#### [Problem requirements]
Select all lines with the string "true" in them, and copy those lines.

#### [Record excerpts]

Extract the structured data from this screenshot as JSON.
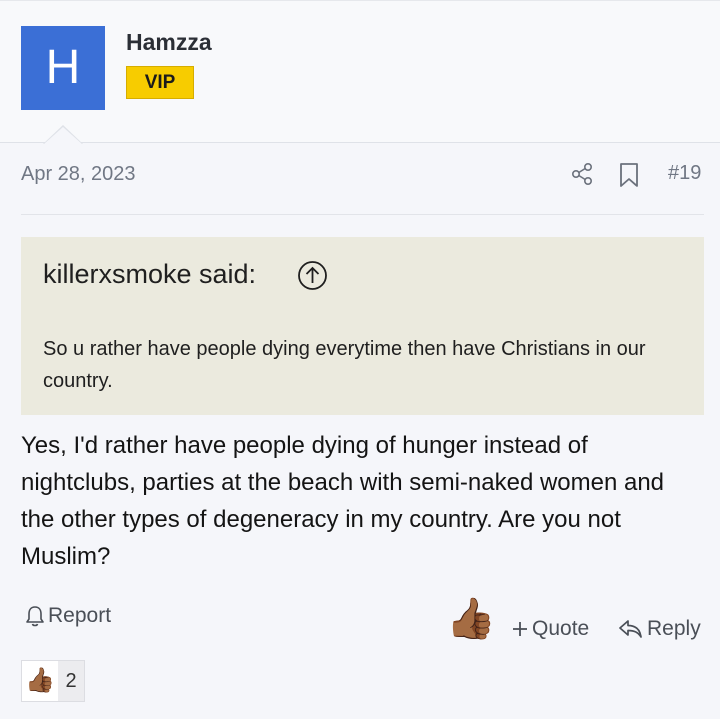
{
  "user": {
    "avatar_letter": "H",
    "name": "Hamzza",
    "badge": "VIP",
    "avatar_color": "#3b6fd6",
    "badge_color": "#f7cc00"
  },
  "post": {
    "date": "Apr 28, 2023",
    "number": "#19",
    "body": "Yes, I'd rather have people dying of hunger instead of nightclubs, parties at the beach with semi-naked women and the other types of degeneracy in my country. Are you not Muslim?"
  },
  "quote": {
    "author": "killerxsmoke said:",
    "text": "So u rather have people dying everytime then have Christians in our country."
  },
  "actions": {
    "report": "Report",
    "quote": "Quote",
    "reply": "Reply",
    "like_emoji": "👍🏾"
  },
  "reactions": {
    "emoji": "👍🏾",
    "count": "2"
  },
  "icons": [
    "share-icon",
    "bookmark-icon",
    "arrow-up-circle-icon",
    "bell-icon",
    "plus-icon",
    "reply-arrow-icon",
    "thumbs-up-icon"
  ]
}
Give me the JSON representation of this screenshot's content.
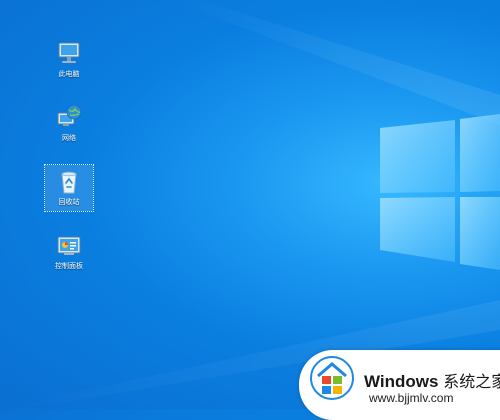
{
  "desktop_icons": [
    {
      "label": "此电脑",
      "icon": "computer-icon"
    },
    {
      "label": "网络",
      "icon": "network-icon"
    },
    {
      "label": "回收站",
      "icon": "recycle-bin-icon",
      "selected": true
    },
    {
      "label": "控制面板",
      "icon": "control-panel-icon"
    }
  ],
  "watermark": {
    "brand": "Windows",
    "suffix": "系统之家",
    "url": "www.bjjmlv.com",
    "logo_icon": "windows-flag-icon",
    "logo_colors": [
      "#e84a2f",
      "#7cbb2a",
      "#1e88e5",
      "#f5b400"
    ]
  },
  "colors": {
    "wallpaper_dark": "#0a6fd1",
    "wallpaper_light": "#36b8ff"
  }
}
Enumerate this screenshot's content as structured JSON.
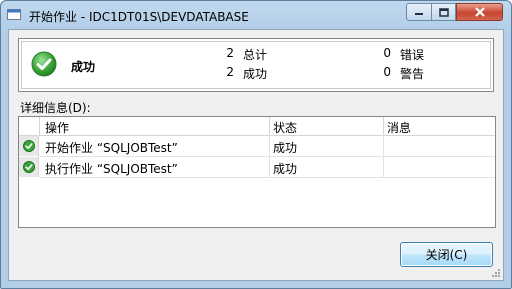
{
  "window": {
    "title": "开始作业 - IDC1DT01S\\DEVDATABASE",
    "icon": "job-window-icon",
    "controls": {
      "minimize": "minimize-icon",
      "maximize": "maximize-icon",
      "close": "close-icon"
    }
  },
  "summary": {
    "status": "成功",
    "status_icon": "success-check-icon",
    "total_count": "2",
    "total_label": "总计",
    "success_count": "2",
    "success_label": "成功",
    "error_count": "0",
    "error_label": "错误",
    "warning_count": "0",
    "warning_label": "警告"
  },
  "details_label": "详细信息(D):",
  "grid": {
    "columns": [
      "操作",
      "状态",
      "消息"
    ],
    "rows": [
      {
        "action": "开始作业 “SQLJOBTest”",
        "status": "成功",
        "message": "",
        "icon": "success-check-icon"
      },
      {
        "action": "执行作业 “SQLJOBTest”",
        "status": "成功",
        "message": "",
        "icon": "success-check-icon"
      }
    ]
  },
  "close_button": "关闭(C)",
  "colors": {
    "success": "#3aa63a",
    "title_bar": "#bfd8ee",
    "button_border": "#3c7fb1"
  }
}
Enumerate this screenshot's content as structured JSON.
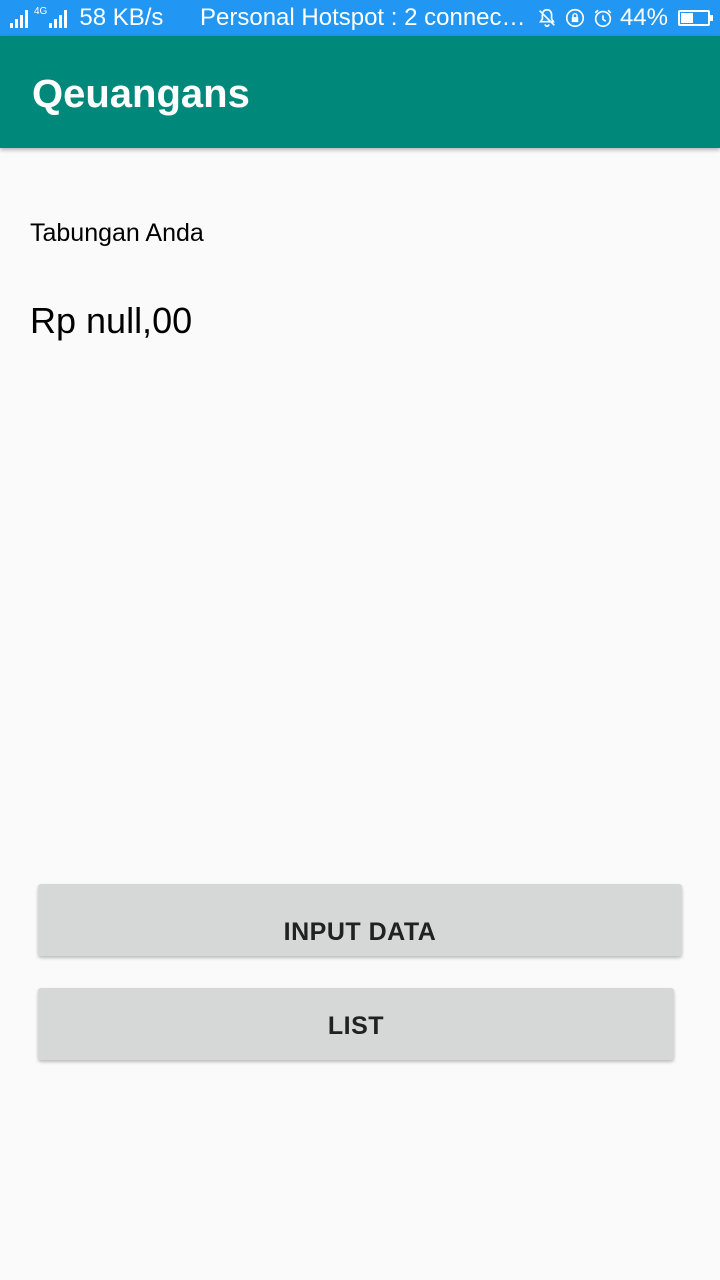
{
  "status_bar": {
    "network_type": "4G",
    "speed": "58 KB/s",
    "hotspot": "Personal Hotspot : 2 connec…",
    "battery_percent": "44%",
    "battery_level": 0.44,
    "icons": [
      "signal-icon",
      "signal-4g-icon",
      "mute-icon",
      "rotation-lock-icon",
      "alarm-icon",
      "battery-icon"
    ]
  },
  "app_bar": {
    "title": "Qeuangans",
    "color": "#00897b"
  },
  "main": {
    "savings_label": "Tabungan Anda",
    "savings_amount": "Rp null,00"
  },
  "buttons": {
    "input_data": "INPUT DATA",
    "list": "LIST"
  },
  "colors": {
    "status_bar": "#2196f3",
    "background": "#fafafa",
    "button": "#d6d7d7"
  }
}
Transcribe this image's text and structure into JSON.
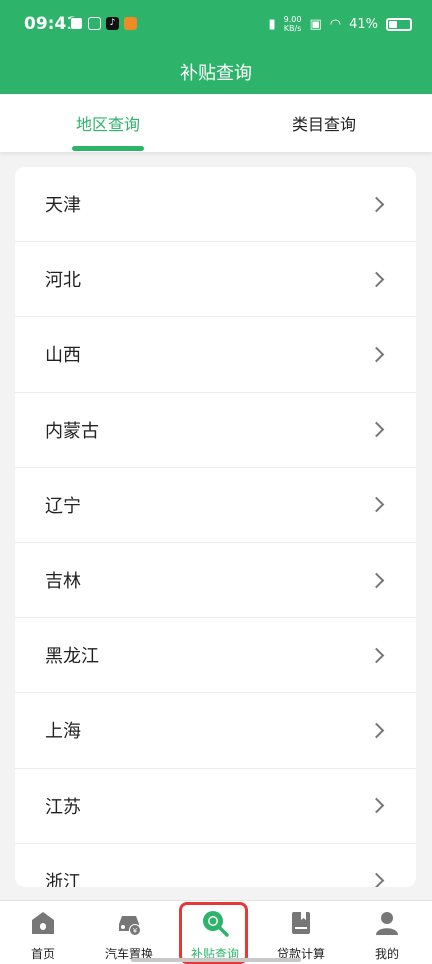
{
  "status_bar": {
    "time": "09:41",
    "net_speed_value": "9.00",
    "net_speed_unit": "KB/s",
    "battery": "41%"
  },
  "header": {
    "title": "补贴查询"
  },
  "tabs": [
    {
      "label": "地区查询",
      "active": true
    },
    {
      "label": "类目查询",
      "active": false
    }
  ],
  "regions": [
    "天津",
    "河北",
    "山西",
    "内蒙古",
    "辽宁",
    "吉林",
    "黑龙江",
    "上海",
    "江苏",
    "浙江"
  ],
  "bottom_nav": [
    {
      "label": "首页",
      "icon": "home-icon",
      "active": false
    },
    {
      "label": "汽车置换",
      "icon": "car-exchange-icon",
      "active": false
    },
    {
      "label": "补贴查询",
      "icon": "search-icon",
      "active": true
    },
    {
      "label": "贷款计算",
      "icon": "book-icon",
      "active": false
    },
    {
      "label": "我的",
      "icon": "user-icon",
      "active": false
    }
  ],
  "colors": {
    "primary": "#2db46a",
    "highlight": "#e53935"
  }
}
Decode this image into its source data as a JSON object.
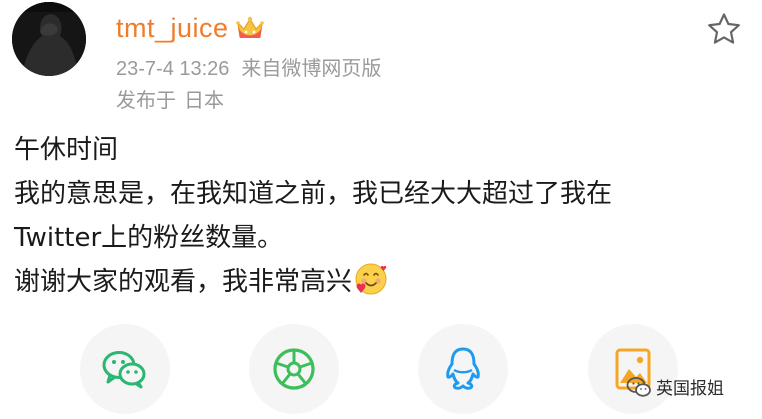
{
  "header": {
    "username": "tmt_juice",
    "timestamp": "23-7-4 13:26",
    "source": "来自微博网页版",
    "location_prefix": "发布于",
    "location": "日本",
    "favorite_icon": "star-outline-icon",
    "vip_icon": "crown-badge-icon"
  },
  "post": {
    "lines": [
      "午休时间",
      "我的意思是，在我知道之前，我已经大大超过了我在",
      "Twitter上的粉丝数量。",
      "谢谢大家的观看，我非常高兴"
    ],
    "trailing_emoji": "smiling-face-with-hearts"
  },
  "share_bar": {
    "buttons": [
      {
        "name": "wechat-share-button",
        "icon": "wechat-icon"
      },
      {
        "name": "moments-share-button",
        "icon": "moments-icon"
      },
      {
        "name": "qq-share-button",
        "icon": "qq-icon"
      },
      {
        "name": "image-share-button",
        "icon": "image-icon"
      }
    ]
  },
  "watermark": {
    "text": "英国报姐",
    "icon": "wechat-official-account-icon"
  },
  "colors": {
    "username": "#f07c2a",
    "meta": "#9a9a9a",
    "wechat": "#2bb673",
    "moments": "#3cbf5a",
    "qq": "#1e9bf0",
    "image": "#f5a623"
  }
}
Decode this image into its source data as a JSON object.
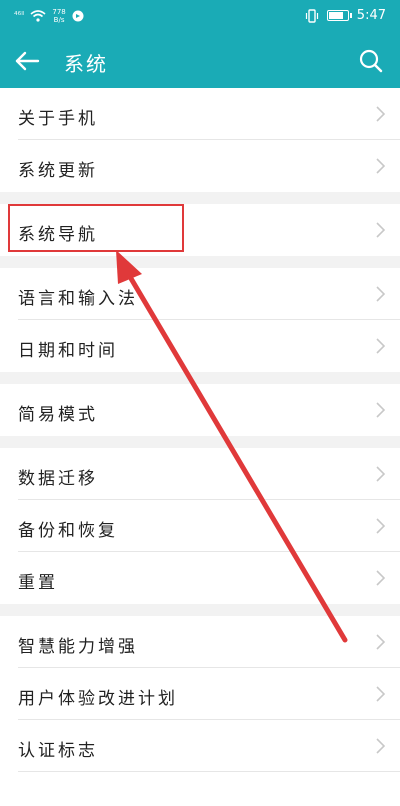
{
  "statusbar": {
    "signal": "⁴⁶ᴵˡ",
    "speed_top": "778",
    "speed_bottom": "B/s",
    "time": "5:47"
  },
  "appbar": {
    "title": "系统"
  },
  "groups": [
    {
      "items": [
        {
          "label": "关于手机"
        },
        {
          "label": "系统更新"
        }
      ]
    },
    {
      "items": [
        {
          "label": "系统导航"
        }
      ]
    },
    {
      "items": [
        {
          "label": "语言和输入法"
        },
        {
          "label": "日期和时间"
        }
      ]
    },
    {
      "items": [
        {
          "label": "简易模式"
        }
      ]
    },
    {
      "items": [
        {
          "label": "数据迁移"
        },
        {
          "label": "备份和恢复"
        },
        {
          "label": "重置"
        }
      ]
    },
    {
      "items": [
        {
          "label": "智慧能力增强"
        },
        {
          "label": "用户体验改进计划"
        },
        {
          "label": "认证标志"
        }
      ]
    }
  ],
  "colors": {
    "accent": "#1aabb6",
    "annotation": "#e0393a"
  },
  "battery_level": 0.8
}
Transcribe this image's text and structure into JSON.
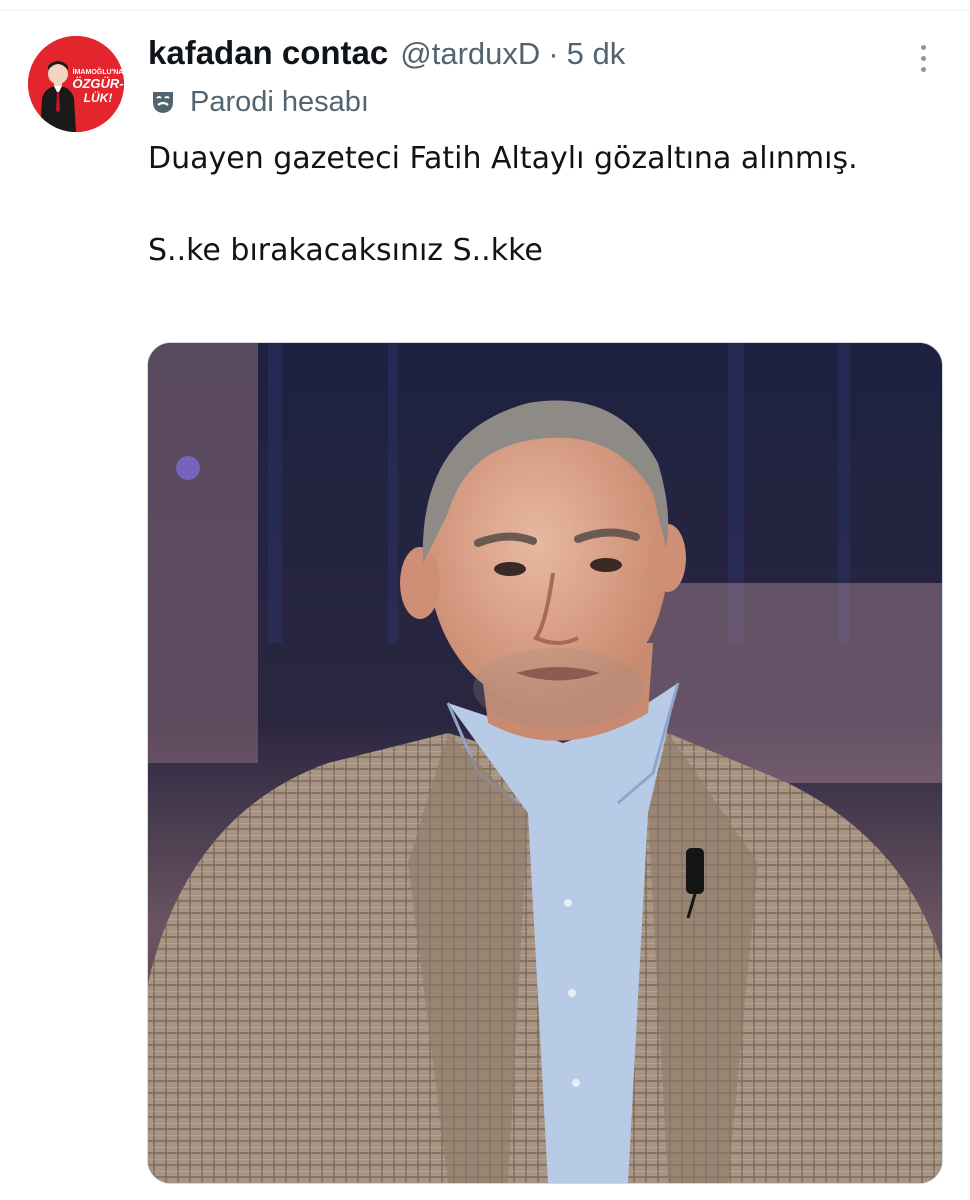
{
  "tweet": {
    "display_name": "kafadan contac",
    "handle": "@tarduxD",
    "separator": "·",
    "time": "5 dk",
    "parody_label": "Parodi hesabı",
    "text_line1": "Duayen gazeteci Fatih Altaylı gözaltına alınmış.",
    "text_line2": "S..ke bırakacaksınız S..kke"
  },
  "avatar": {
    "text_top": "İMAMOĞLU'NA",
    "text_mid": "ÖZGÜR-",
    "text_bot": "LÜK!",
    "background_color": "#e3262d"
  },
  "icons": {
    "more": "more-dots-icon",
    "parody": "theater-mask-icon"
  },
  "media": {
    "type": "photo"
  }
}
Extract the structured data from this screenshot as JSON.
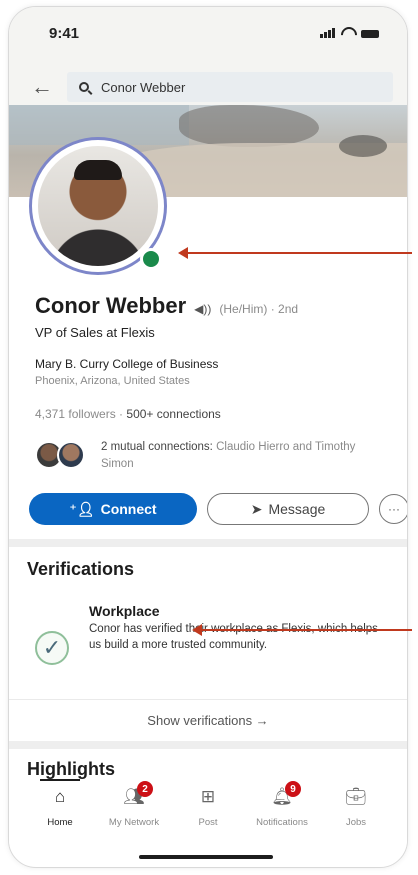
{
  "status_bar": {
    "time": "9:41"
  },
  "search": {
    "query": "Conor Webber"
  },
  "profile": {
    "name": "Conor Webber",
    "pronouns": "(He/Him) · 2nd",
    "headline": "VP of Sales at Flexis",
    "school": "Mary B. Curry College of Business",
    "location": "Phoenix, Arizona, United States",
    "followers": "4,371 followers",
    "connections": "500+ connections",
    "mutual_bold": "2 mutual connections:",
    "mutual_names": "Claudio Hierro and Timothy Simon",
    "online_status_color": "#1a8a4b"
  },
  "actions": {
    "connect_label": "Connect",
    "message_label": "Message",
    "more_label": "···"
  },
  "verifications": {
    "title": "Verifications",
    "item_title": "Workplace",
    "item_description": "Conor has verified their workplace as Flexis, which helps us build a more trusted community.",
    "show_label": "Show verifications →"
  },
  "highlights": {
    "title": "Highlights"
  },
  "bottom_nav": {
    "items": [
      {
        "label": "Home",
        "icon": "home-icon",
        "active": true
      },
      {
        "label": "My Network",
        "icon": "network-icon",
        "badge": "2"
      },
      {
        "label": "Post",
        "icon": "post-icon"
      },
      {
        "label": "Notifications",
        "icon": "bell-icon",
        "badge": "9"
      },
      {
        "label": "Jobs",
        "icon": "briefcase-icon"
      }
    ]
  },
  "colors": {
    "accent": "#0a66c2",
    "annotation_arrow": "#c0391e",
    "badge": "#cc1016"
  }
}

#### [Right answer]
      "selected": true
      "active": true
      "active": true
        "active": true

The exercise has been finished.